Verilen metin
......
Ana Sayfa HABERLER UZZK Başkanı Mustafa Tan: “Diğer ülkeler yağımızı ucuza almak istiyor”

UZZK Başkanı Mustafa Tan: “Diğer ülkeler yağımızı ucuza almak istiyor”

150
0

Dünyanın en büyük zeytinyağı üreticisi olan İspanyol Deoleo, sektör tarihinin en zorlu dönemlerinden birinin sona erdiğini ve önümüzdeki aylarda zeytinyağı fiyatlarının neredeyse yarı yarıya düşmesinin beklendiğini açıkladı. Fakat Ulusal Zeytin ve Zeytinyağı Konseyi UZZK Başkanı Mustafa Tan, bu söylemin spekülatif olduğunu vurgulayarak üreticinin ürününü daha ucuza satın almayı doğuracağına dikkat çekti.

Türk yağlarına yaptırım olduğunu da söyleyen Tan, “Diğer ülkeler daha ucuza almak istiyor. Burada da global olarak tüccarın ana felsefesi var. Mal alırken kazanılır felsefesi bu. Biz şu anda elinde stok olan ve üretimi çok iyi olan bir ülkeyiz. 600 bin ton civarında stokla birlikte bir yağdan söz edebiliriz ama bu fazlalık bizim fiyatımızı düşürmeye vesile olmaması lazım” şeklinde konuştu

Türkiye’de ve dünyada zeytin hasadı başladı. Zeytinyağı üretim lideri İspanya, Türkiye ve Tunus’ta geçen senenin üzerinde verimlilik var.
......
Veri kümesi içeriği
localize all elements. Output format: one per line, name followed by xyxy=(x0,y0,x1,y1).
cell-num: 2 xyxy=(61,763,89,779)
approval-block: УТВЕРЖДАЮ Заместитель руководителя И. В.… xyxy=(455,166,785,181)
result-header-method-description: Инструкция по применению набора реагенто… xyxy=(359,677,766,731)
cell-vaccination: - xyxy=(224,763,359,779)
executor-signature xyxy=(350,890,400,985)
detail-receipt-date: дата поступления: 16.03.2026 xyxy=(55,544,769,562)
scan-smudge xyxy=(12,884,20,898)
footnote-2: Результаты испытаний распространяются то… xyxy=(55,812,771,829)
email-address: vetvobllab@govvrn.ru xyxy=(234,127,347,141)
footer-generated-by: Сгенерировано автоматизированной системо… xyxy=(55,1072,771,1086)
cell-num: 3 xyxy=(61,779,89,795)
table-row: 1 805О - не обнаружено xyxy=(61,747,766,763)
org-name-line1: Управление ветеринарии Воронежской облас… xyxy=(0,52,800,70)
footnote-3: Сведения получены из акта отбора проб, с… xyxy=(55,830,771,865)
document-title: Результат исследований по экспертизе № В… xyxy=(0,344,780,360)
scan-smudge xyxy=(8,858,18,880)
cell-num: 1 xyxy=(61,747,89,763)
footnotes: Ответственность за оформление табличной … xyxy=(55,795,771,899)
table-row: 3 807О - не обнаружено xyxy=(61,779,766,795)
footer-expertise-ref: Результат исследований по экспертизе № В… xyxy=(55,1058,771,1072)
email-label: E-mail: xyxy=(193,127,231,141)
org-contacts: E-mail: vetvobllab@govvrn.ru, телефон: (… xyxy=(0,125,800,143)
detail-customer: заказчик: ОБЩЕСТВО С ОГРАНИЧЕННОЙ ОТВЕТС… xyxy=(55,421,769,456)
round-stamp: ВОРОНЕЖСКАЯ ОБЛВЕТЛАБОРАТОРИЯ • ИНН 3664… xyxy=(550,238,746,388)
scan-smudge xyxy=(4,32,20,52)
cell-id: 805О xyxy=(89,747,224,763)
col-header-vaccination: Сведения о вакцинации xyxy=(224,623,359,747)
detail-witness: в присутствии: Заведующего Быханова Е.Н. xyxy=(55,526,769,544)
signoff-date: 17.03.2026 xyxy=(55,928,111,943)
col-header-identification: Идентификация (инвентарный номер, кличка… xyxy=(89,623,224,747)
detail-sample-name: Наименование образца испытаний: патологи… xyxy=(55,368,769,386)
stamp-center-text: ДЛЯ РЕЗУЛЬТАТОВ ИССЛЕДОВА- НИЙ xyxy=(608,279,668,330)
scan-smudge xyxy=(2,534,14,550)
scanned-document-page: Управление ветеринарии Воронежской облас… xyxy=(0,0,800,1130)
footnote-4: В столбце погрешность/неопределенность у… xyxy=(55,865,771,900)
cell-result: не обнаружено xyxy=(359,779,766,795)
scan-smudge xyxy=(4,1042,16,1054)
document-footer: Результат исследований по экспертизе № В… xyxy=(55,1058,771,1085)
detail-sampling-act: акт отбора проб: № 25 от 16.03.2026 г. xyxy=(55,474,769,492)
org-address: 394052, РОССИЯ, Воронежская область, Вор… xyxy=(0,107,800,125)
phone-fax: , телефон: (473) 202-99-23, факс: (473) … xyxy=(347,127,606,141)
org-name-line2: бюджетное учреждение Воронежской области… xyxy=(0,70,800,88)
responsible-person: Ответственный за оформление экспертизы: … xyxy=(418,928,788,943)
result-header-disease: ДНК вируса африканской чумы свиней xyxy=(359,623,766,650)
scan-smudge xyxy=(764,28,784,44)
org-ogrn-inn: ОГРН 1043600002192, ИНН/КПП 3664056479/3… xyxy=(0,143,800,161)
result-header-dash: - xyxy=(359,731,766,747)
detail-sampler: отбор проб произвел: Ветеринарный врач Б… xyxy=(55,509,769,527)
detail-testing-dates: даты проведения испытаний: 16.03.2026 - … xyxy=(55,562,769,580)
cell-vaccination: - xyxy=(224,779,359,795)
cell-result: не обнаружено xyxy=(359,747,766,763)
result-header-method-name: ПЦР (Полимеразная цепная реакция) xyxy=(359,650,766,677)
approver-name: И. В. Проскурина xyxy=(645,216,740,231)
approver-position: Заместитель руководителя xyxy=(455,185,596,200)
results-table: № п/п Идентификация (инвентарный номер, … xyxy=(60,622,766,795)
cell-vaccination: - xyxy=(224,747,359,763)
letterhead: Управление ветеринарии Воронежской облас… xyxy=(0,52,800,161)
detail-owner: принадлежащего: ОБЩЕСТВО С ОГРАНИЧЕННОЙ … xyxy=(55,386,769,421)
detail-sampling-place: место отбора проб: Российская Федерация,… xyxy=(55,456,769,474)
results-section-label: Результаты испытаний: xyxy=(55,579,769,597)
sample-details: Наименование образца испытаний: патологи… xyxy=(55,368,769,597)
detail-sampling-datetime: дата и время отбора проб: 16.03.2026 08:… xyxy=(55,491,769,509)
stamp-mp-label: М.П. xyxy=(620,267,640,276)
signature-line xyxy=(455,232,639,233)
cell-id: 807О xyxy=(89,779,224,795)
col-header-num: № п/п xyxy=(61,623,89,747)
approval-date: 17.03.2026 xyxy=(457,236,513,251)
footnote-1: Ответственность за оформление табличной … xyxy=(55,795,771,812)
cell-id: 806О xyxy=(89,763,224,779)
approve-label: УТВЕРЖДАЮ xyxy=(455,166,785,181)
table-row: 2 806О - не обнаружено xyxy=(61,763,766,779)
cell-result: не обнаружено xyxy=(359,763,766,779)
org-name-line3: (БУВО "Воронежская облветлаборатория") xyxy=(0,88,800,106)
......
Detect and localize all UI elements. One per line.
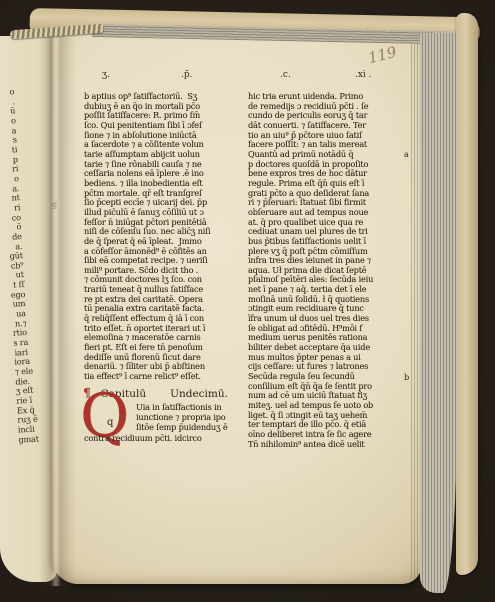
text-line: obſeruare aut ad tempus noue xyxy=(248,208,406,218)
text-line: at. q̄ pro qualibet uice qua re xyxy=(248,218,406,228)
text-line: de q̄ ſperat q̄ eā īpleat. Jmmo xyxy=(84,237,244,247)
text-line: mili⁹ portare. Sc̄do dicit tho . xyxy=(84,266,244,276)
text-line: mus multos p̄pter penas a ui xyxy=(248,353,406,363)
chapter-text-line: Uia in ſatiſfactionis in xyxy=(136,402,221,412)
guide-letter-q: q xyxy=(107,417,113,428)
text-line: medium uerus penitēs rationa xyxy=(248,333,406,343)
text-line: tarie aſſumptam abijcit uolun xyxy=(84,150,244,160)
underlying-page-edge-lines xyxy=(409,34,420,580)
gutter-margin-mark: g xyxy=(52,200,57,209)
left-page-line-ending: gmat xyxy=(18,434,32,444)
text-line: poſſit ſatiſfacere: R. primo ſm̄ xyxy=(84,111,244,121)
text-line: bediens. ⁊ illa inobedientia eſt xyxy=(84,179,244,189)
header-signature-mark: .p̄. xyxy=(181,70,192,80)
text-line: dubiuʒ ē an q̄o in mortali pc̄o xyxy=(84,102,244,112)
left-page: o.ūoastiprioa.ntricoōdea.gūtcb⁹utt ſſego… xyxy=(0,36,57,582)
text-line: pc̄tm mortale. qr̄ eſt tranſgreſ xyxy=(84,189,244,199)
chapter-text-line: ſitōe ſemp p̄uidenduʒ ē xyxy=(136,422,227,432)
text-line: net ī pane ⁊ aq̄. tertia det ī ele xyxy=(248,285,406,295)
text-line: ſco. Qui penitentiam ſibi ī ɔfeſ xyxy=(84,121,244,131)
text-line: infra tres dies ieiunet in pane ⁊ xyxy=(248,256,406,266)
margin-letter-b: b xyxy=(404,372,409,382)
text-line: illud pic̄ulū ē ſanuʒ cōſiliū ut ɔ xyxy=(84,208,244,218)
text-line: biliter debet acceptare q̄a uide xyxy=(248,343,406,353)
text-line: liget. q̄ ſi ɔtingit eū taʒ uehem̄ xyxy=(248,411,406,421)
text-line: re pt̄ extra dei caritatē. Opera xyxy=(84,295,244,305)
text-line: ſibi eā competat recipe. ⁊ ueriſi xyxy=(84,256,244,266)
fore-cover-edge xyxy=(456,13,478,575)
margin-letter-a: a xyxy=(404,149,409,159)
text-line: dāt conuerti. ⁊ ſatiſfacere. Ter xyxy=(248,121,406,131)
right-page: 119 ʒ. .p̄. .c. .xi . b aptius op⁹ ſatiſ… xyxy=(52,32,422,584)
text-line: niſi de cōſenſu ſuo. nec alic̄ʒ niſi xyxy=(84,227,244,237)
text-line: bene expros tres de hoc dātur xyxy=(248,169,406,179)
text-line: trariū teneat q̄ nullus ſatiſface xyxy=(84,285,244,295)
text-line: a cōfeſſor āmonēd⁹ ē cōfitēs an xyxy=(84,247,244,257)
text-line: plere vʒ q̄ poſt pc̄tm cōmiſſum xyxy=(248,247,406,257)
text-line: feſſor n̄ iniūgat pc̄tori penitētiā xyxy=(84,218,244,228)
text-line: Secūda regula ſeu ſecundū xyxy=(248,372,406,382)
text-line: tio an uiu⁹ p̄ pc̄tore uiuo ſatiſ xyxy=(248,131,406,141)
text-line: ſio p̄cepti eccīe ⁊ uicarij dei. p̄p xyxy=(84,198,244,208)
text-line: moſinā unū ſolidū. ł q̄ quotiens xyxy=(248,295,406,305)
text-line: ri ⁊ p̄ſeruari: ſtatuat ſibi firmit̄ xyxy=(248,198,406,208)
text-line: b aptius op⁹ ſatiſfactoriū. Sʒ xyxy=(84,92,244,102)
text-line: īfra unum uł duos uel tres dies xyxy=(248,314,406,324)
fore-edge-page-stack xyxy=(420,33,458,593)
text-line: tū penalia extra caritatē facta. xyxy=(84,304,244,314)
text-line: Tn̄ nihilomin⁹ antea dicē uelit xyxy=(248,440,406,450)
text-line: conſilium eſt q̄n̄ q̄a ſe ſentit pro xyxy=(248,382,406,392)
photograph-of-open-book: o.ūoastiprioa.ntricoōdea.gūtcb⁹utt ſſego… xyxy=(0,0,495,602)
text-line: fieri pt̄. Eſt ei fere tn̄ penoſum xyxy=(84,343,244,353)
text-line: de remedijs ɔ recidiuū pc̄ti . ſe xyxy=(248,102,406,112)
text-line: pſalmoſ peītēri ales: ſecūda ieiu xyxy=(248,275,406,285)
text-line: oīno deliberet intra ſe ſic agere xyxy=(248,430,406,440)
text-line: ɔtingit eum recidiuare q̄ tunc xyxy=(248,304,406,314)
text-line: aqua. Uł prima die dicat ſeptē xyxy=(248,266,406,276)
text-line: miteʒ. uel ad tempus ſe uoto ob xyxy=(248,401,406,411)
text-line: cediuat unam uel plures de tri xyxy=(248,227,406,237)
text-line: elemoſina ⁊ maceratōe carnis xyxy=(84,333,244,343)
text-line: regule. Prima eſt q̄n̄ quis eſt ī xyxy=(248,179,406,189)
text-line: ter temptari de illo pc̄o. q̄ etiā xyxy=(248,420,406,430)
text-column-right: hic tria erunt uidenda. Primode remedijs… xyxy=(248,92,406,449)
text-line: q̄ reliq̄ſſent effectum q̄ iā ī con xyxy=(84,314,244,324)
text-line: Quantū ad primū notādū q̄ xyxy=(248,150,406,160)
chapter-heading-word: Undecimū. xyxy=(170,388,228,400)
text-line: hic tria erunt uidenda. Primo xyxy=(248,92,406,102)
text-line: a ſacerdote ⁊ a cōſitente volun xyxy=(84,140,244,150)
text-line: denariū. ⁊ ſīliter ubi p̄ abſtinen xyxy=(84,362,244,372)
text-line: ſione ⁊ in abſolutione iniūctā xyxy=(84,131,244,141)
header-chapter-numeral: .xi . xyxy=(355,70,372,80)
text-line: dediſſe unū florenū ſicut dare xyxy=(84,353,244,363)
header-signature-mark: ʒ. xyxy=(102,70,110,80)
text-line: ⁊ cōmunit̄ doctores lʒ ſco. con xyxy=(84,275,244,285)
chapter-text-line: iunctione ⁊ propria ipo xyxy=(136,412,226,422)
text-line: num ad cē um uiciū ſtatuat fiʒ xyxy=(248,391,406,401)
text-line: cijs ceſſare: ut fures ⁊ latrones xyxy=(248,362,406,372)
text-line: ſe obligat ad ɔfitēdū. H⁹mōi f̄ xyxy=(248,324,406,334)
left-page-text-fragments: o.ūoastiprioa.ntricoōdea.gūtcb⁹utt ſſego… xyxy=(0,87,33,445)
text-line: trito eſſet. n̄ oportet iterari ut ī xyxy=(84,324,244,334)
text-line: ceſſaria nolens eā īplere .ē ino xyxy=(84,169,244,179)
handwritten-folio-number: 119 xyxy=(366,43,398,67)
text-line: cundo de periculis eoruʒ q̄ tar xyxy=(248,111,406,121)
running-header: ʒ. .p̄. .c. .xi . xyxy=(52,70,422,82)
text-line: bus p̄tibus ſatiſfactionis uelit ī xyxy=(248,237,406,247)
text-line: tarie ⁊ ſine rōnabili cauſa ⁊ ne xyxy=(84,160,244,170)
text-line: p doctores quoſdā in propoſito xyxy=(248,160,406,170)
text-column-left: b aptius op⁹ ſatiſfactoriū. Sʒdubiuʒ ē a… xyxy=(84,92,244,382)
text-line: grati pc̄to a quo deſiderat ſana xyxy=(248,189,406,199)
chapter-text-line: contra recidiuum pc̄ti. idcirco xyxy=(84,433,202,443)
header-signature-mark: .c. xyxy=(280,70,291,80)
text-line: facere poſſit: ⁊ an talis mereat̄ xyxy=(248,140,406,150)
......
Alıştırma A
Zeytinyağı fiyatlarıyla ilgili metni iki cümleyle özetleyin.
Alıştırma B
Zeytinyağı fiyatlarıyla ilgili metinde "Ana Sayfa HABERLER" ile başlayıp "doğuracağına dikkat çekti." ile biten kısmı değiştirmeden alıntılayın.

Yanıt A
İspanyol Deoleo, önümüzdeki aylarda zeytinyağı fiyatlarının neredeyse yarı yarıya düşmesinin beklendiğini açıkladı. UZZK Başkanı Mustafa Tan ise bu söylemin spekülatif olduğunu ve diğer ülkelerin Türk yağlarını daha ucuza almak istediğini belirterek, Türkiye'deki 600 bin ton civarındaki stoğun fiyatları düşürmeye vesile olmaması gerektiğini söyledi.

Yanıt B
Ana Sayfa HABERLER UZZK Başkanı Mustafa Tan: “Diğer ülkeler yağımızı ucuza almak istiyor”

UZZK Başkanı Mustafa Tan: “Diğer ülkeler yağımızı ucuza almak istiyor”

150
0

Dünyanın en büyük zeytinyağı üreticisi olan İspanyol Deoleo, sektör tarihinin en zorlu dönemlerinden birinin sona erdiğini ve önümüzdeki aylarda zeytinyağı fiyatlarının neredeyse yarı yarıya düşmesinin beklendiğini açıkladı. Fakat Ulusal Zeytin ve Zeytinyağı Konseyi UZZK Başkanı Mustafa Tan, bu söylemin spekülatif olduğunu vurgulayarak üreticinin ürününü daha ucuza satın almayı doğuracağına dikkat çekti.